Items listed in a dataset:
>> Begin

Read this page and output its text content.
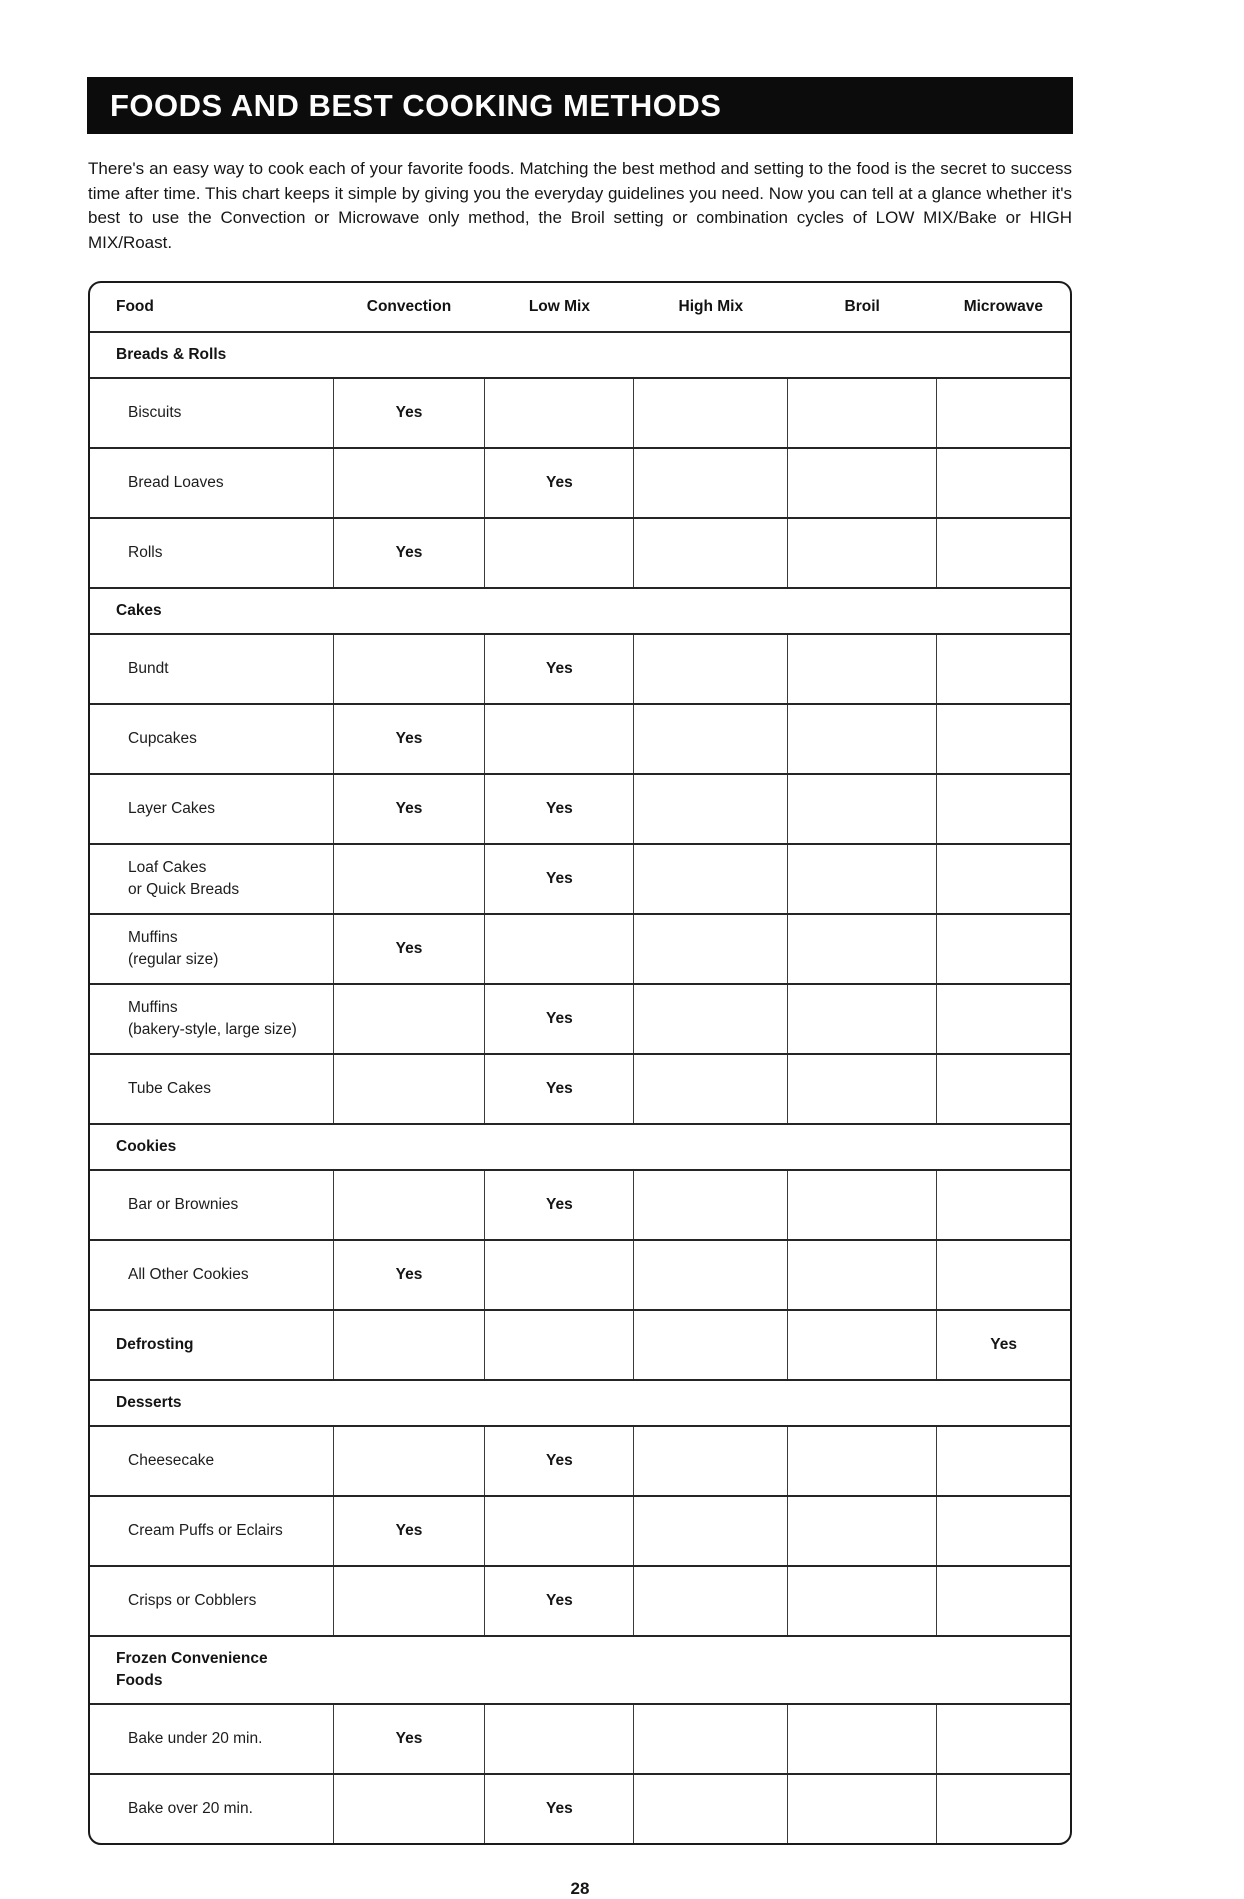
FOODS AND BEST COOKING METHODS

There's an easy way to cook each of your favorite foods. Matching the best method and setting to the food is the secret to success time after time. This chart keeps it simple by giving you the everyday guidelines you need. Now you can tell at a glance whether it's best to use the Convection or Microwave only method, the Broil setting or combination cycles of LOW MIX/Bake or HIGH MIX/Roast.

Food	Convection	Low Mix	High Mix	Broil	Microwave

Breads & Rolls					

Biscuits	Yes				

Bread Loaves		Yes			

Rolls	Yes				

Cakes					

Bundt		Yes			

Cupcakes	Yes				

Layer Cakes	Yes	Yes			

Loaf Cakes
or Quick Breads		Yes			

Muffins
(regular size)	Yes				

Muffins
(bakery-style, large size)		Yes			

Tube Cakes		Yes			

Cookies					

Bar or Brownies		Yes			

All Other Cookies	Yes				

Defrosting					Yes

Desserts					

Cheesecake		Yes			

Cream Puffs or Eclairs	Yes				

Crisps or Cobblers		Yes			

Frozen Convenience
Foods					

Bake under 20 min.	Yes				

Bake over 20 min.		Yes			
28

>> End
>> Begin

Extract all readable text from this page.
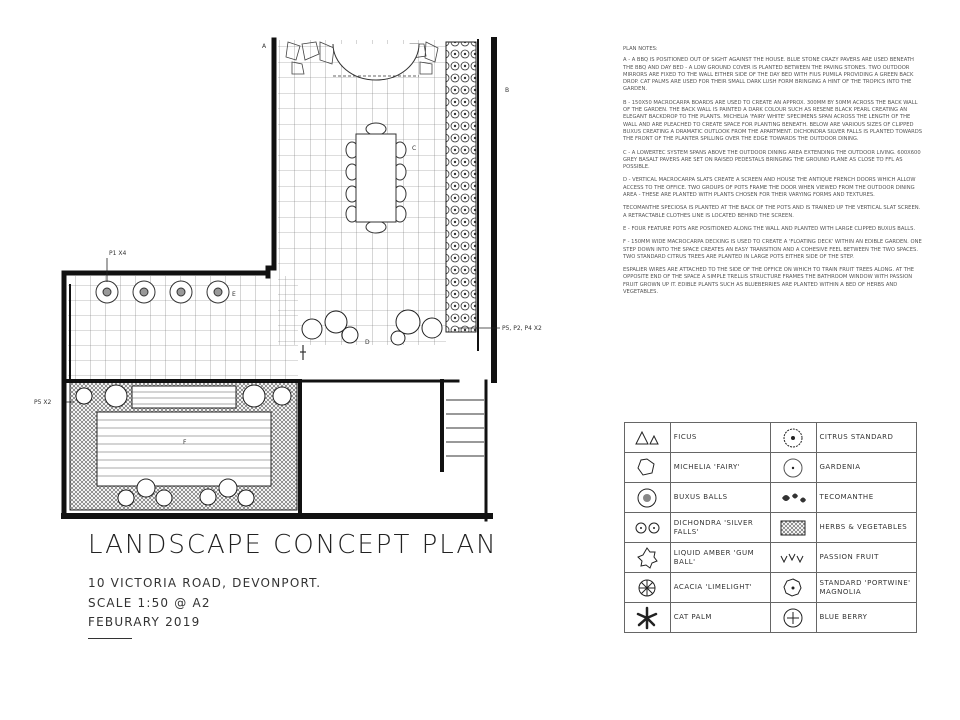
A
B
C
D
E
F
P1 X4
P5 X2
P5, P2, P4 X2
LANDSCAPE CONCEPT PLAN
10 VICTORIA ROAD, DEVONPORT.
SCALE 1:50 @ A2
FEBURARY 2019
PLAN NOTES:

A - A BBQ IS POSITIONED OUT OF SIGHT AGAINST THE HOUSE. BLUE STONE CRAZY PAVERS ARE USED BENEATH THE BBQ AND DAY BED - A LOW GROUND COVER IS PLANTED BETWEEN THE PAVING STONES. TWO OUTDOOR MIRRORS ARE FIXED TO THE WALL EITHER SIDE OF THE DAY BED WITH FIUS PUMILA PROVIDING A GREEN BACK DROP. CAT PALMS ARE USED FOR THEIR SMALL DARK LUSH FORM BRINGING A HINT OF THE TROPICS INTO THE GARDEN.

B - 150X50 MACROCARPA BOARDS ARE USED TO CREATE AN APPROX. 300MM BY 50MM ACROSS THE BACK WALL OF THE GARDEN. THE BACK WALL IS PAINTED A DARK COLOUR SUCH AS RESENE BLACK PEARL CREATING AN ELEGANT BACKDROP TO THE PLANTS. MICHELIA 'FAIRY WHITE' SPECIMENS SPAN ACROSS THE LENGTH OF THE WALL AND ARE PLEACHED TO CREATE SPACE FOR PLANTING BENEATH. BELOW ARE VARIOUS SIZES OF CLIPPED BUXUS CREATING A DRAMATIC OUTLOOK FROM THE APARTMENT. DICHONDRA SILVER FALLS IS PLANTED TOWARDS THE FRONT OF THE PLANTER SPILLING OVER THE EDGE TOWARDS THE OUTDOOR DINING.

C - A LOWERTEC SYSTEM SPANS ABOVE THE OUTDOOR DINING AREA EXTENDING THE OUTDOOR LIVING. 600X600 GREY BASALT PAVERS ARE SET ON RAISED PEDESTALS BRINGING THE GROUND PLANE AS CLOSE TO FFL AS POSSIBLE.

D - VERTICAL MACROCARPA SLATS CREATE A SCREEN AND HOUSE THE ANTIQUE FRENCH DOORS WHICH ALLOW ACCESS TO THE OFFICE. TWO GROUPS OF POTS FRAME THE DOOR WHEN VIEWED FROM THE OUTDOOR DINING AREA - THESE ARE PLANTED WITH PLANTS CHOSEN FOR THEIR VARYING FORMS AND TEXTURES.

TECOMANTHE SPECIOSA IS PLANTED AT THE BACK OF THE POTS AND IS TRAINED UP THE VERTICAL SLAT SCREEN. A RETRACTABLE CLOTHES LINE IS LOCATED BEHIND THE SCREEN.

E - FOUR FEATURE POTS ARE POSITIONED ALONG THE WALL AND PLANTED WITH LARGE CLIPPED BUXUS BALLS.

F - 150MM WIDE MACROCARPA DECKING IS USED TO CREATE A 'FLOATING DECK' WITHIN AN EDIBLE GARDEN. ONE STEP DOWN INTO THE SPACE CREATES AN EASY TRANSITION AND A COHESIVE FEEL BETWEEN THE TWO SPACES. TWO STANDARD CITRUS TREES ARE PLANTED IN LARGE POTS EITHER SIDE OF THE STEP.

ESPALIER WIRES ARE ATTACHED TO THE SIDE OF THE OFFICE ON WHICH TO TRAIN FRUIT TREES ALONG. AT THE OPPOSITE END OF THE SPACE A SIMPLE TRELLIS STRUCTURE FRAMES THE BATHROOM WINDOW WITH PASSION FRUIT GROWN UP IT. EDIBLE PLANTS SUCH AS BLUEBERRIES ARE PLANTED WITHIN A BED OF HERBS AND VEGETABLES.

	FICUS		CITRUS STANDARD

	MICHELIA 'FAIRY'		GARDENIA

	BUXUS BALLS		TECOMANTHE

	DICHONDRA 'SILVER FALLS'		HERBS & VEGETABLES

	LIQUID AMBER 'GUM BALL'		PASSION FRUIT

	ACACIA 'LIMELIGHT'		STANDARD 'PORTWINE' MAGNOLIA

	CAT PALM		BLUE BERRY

>> End
>> Begin

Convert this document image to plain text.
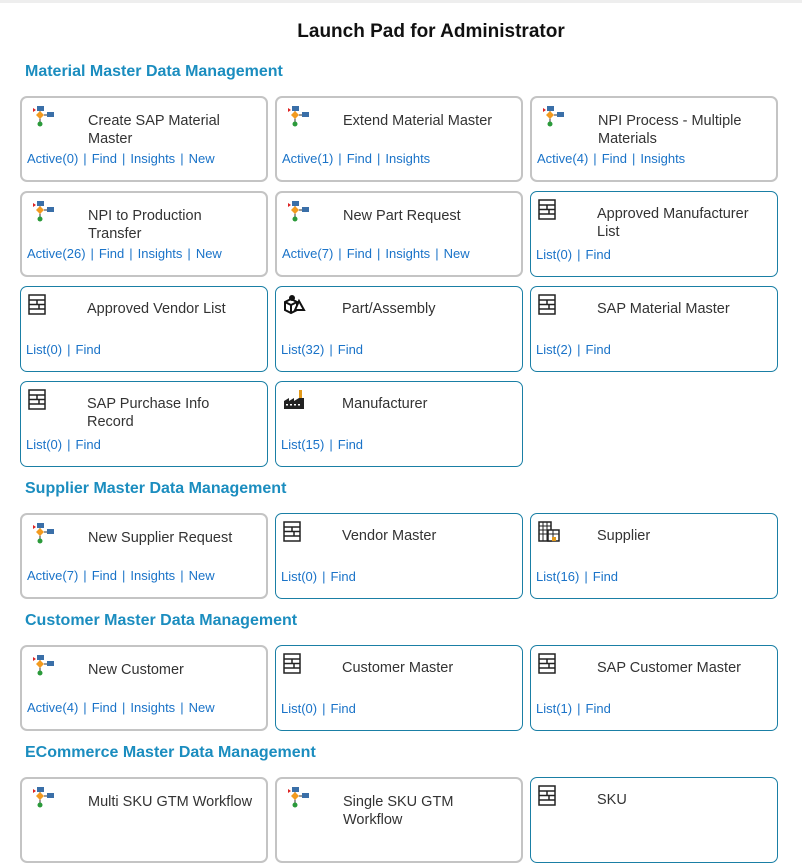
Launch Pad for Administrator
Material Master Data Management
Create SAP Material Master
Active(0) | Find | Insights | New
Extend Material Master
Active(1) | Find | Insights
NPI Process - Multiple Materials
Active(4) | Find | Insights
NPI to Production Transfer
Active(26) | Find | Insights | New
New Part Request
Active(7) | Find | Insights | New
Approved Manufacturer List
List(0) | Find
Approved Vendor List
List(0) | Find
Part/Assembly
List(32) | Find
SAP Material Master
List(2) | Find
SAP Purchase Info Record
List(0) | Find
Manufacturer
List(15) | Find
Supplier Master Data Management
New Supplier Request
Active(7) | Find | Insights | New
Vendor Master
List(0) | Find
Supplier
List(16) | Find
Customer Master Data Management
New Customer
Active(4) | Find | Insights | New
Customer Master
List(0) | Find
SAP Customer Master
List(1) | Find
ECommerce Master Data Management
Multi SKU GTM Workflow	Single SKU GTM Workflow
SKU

>> End

[WHAT TO WORK ON]: Copy each line from the data above that includes "Insights".

[ANSWER TO THE TASK]:
Active(0) | Find | Insights | New
Active(1) | Find | Insights
Active(4) | Find | Insights
Active(26) | Find | Insights | New
Active(7) | Find | Insights | New
Active(7) | Find | Insights | New
Active(4) | Find | Insights | New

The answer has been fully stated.